Description of the task: Could you copy every line from the material below in which "DUAL" appears?

[START Data]

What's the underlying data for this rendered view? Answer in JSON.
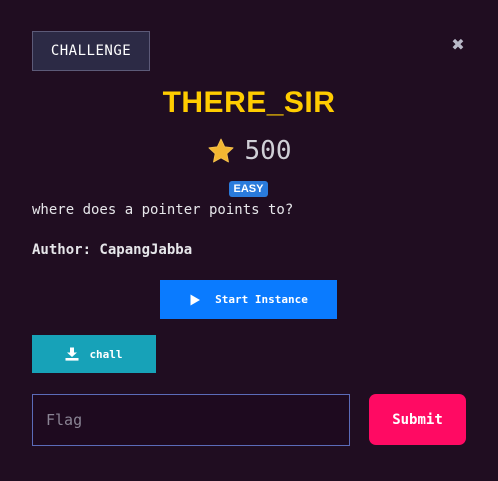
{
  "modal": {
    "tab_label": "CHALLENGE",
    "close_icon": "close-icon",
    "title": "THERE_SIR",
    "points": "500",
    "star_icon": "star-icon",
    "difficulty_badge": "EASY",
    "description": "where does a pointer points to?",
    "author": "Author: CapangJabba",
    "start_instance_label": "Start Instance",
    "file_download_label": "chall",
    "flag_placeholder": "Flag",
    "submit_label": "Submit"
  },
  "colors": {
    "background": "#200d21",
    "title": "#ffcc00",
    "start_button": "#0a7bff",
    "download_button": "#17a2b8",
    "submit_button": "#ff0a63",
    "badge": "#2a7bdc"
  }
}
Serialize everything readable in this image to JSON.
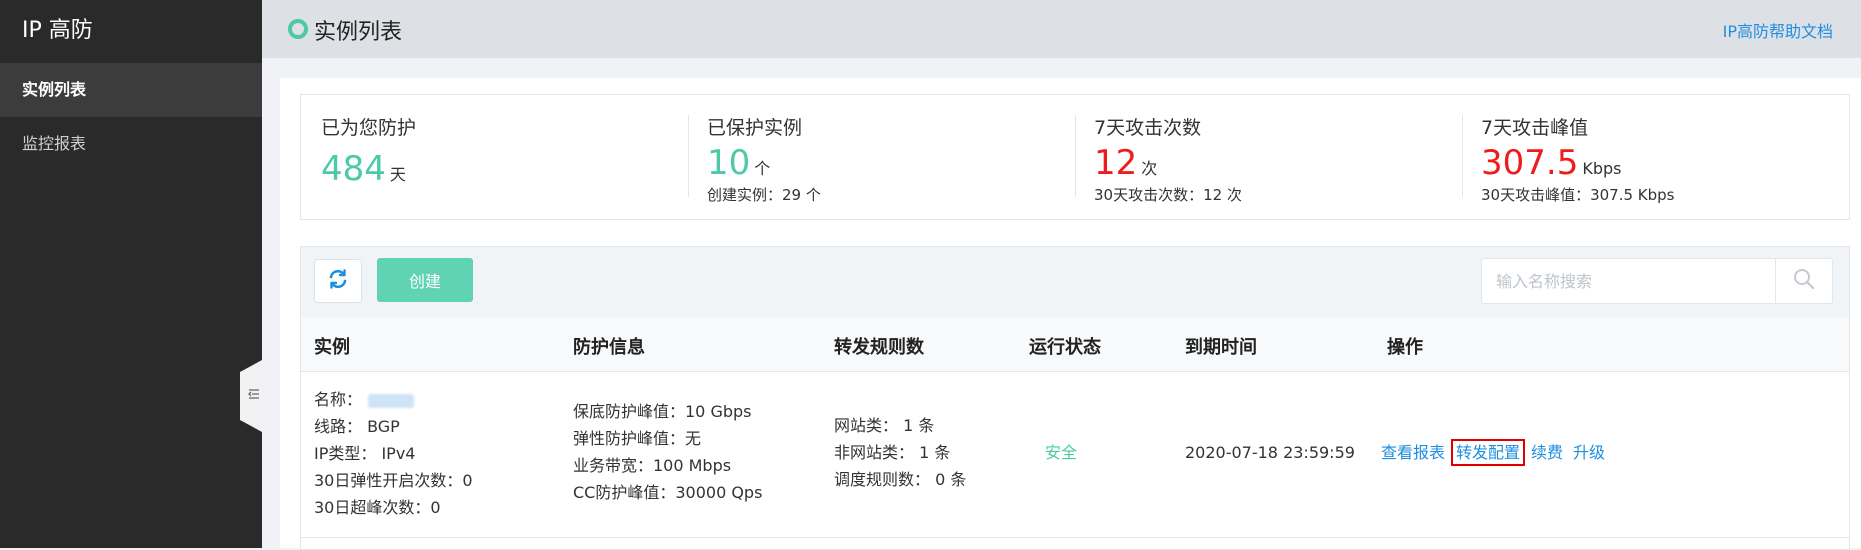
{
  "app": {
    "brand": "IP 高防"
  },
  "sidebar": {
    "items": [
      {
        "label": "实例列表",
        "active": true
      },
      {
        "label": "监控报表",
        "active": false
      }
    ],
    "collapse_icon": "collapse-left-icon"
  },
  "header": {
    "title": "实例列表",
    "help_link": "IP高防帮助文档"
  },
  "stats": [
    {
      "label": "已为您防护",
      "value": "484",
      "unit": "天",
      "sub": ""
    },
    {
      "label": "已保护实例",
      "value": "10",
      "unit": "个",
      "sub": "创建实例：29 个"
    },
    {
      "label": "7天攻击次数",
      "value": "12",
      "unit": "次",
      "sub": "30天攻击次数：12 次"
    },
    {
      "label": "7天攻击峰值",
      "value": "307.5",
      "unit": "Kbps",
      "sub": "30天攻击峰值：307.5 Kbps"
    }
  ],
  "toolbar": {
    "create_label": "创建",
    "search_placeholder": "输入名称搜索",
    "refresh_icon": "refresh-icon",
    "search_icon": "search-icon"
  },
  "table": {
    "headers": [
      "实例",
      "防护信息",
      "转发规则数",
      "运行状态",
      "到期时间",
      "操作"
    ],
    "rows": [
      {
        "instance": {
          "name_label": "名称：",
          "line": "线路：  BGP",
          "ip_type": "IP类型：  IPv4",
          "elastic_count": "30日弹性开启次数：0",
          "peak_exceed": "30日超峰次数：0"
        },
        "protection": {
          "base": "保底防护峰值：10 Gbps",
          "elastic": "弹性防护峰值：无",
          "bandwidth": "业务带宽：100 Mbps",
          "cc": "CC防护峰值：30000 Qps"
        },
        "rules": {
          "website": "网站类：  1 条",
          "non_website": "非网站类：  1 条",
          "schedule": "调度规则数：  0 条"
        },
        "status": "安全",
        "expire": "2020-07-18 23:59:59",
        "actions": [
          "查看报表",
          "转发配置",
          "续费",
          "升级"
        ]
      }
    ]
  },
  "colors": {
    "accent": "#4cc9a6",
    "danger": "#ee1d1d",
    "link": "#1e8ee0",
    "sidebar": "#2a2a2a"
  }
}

[END Data]
[START Data]

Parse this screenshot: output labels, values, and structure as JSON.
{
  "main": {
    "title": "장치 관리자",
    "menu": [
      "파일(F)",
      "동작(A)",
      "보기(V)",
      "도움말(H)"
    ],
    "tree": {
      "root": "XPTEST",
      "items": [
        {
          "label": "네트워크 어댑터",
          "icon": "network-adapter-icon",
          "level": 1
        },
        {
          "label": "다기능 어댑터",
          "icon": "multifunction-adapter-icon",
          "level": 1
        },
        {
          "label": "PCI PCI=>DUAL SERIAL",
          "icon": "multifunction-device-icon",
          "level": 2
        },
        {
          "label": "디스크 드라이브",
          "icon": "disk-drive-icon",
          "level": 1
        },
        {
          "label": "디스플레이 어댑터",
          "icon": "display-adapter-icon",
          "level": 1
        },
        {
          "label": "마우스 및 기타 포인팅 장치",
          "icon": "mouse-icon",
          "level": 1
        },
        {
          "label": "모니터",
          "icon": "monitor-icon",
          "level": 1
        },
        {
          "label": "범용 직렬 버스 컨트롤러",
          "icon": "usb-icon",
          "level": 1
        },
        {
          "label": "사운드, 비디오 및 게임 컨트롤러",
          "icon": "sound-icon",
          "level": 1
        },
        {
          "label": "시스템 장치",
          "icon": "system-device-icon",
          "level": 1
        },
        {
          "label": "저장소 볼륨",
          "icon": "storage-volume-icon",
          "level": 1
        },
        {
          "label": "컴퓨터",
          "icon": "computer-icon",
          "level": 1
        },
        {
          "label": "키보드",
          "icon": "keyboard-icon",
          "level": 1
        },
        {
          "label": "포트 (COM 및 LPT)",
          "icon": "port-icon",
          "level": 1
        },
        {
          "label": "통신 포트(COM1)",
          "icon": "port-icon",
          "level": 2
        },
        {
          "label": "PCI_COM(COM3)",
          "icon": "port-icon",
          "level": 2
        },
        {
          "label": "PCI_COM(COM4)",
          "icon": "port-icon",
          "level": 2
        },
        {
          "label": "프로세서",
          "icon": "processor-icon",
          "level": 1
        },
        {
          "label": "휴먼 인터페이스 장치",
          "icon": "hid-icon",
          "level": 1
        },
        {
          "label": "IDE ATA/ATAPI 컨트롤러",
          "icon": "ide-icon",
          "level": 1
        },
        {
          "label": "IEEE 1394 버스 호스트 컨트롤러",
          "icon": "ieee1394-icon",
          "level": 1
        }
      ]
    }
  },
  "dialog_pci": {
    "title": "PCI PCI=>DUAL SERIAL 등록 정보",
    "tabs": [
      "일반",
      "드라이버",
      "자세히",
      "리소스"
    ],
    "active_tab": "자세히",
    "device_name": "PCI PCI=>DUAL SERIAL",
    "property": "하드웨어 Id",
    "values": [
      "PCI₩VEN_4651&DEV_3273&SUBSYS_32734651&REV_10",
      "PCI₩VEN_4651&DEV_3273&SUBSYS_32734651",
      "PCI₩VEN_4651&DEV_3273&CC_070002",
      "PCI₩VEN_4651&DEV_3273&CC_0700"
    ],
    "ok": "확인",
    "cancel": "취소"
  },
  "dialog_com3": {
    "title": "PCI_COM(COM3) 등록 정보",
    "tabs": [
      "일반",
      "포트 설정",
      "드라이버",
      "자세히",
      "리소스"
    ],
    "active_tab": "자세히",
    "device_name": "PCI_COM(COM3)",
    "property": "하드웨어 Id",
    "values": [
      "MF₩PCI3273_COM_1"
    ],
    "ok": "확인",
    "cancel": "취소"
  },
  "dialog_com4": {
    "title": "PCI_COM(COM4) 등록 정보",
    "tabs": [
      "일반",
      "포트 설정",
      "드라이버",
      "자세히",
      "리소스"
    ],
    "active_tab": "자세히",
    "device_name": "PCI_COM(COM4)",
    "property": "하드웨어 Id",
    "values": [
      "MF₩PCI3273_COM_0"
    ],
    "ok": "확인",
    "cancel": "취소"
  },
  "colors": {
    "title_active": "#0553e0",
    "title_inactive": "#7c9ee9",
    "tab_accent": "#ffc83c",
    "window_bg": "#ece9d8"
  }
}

[END Data]

Worked solution:
          "label": "PCI PCI=>DUAL SERIAL",
    "title": "PCI PCI=>DUAL SERIAL 등록 정보",
    "device_name": "PCI PCI=>DUAL SERIAL",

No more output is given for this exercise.